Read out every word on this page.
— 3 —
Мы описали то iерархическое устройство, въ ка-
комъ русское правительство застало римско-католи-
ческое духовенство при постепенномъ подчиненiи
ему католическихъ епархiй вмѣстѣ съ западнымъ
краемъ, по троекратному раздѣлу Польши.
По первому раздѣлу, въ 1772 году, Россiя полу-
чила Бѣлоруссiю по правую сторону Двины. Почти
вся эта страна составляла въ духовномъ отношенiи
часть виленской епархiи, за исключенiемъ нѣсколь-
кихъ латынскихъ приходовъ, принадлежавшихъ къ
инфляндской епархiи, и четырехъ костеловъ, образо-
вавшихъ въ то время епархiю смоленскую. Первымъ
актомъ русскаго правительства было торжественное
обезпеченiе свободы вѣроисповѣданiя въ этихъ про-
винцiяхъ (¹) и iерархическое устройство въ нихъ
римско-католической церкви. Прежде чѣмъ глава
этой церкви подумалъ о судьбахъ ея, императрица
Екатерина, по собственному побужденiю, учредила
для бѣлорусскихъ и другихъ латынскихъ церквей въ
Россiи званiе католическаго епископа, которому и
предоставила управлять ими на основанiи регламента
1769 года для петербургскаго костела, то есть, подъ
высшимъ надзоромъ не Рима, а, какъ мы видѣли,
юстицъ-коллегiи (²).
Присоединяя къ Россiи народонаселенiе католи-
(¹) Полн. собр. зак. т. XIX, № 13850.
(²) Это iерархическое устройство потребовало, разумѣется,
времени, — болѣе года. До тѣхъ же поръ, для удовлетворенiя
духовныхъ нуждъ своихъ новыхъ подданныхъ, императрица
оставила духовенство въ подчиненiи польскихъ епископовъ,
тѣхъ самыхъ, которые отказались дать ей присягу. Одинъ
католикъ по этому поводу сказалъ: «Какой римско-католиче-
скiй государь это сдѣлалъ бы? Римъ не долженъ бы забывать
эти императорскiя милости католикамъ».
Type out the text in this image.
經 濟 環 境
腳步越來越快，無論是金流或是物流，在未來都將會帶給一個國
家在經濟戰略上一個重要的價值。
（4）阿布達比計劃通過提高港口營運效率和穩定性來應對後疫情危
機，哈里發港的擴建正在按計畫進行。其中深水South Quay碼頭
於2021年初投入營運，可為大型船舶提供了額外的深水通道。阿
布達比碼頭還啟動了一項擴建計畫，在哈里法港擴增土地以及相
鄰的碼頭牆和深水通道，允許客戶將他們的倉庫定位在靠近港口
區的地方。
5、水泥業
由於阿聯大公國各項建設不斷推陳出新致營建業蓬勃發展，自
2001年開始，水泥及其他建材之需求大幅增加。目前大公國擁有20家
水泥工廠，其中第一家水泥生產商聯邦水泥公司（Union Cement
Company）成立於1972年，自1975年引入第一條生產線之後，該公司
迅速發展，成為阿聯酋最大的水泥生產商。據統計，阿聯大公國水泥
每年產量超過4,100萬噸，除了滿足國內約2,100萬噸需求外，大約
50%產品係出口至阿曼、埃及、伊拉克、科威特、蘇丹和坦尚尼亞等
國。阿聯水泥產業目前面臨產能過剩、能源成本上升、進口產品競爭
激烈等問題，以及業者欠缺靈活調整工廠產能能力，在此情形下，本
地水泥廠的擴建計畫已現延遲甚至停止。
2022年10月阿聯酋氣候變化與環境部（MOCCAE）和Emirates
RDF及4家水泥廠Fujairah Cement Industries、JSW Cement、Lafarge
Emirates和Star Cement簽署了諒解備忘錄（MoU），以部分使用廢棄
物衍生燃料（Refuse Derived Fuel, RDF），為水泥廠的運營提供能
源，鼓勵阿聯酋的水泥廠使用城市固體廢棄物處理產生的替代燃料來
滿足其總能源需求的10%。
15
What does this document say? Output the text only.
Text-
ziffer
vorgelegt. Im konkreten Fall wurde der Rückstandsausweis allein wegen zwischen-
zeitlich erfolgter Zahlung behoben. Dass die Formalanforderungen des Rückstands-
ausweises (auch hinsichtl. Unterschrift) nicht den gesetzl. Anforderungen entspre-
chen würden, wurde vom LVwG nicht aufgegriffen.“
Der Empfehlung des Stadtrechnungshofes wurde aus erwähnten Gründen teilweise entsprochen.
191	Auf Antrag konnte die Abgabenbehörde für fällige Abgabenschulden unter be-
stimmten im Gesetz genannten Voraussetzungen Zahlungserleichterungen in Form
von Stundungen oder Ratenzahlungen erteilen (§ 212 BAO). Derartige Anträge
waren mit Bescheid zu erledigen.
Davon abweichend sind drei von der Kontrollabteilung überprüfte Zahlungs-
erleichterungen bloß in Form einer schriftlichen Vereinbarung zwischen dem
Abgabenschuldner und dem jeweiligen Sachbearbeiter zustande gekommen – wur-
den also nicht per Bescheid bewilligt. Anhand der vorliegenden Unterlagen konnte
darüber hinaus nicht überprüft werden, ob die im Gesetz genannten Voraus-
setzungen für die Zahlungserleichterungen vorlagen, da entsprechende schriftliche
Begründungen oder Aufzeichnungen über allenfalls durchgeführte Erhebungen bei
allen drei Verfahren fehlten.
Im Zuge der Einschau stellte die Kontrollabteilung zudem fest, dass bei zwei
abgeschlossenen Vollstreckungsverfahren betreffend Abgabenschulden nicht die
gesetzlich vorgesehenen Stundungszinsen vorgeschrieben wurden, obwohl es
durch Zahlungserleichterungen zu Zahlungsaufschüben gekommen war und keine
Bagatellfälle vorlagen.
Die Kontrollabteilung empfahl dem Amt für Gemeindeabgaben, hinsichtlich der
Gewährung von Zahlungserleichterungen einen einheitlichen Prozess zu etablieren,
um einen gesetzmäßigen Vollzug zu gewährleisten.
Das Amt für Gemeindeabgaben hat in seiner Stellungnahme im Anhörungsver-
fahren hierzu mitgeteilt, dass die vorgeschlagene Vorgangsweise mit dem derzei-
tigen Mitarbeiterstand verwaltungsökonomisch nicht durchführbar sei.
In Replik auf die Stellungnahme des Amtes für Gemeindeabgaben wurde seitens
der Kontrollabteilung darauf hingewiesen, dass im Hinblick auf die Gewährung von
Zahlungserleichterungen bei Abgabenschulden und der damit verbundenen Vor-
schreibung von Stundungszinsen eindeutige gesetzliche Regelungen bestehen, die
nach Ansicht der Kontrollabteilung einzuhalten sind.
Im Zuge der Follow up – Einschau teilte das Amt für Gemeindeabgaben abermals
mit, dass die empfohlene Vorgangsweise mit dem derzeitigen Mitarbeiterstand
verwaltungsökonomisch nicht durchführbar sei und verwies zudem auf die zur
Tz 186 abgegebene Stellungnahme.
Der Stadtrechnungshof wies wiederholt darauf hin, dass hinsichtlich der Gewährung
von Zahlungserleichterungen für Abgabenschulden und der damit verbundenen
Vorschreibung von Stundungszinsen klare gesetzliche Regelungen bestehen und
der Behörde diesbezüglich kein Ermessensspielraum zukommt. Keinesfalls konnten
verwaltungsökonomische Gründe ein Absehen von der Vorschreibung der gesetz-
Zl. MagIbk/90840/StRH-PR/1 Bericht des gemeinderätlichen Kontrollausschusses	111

> [Request] Say how many lines in the entries contain the string "this", and say nothing else.

> [Solution to the exercise] 3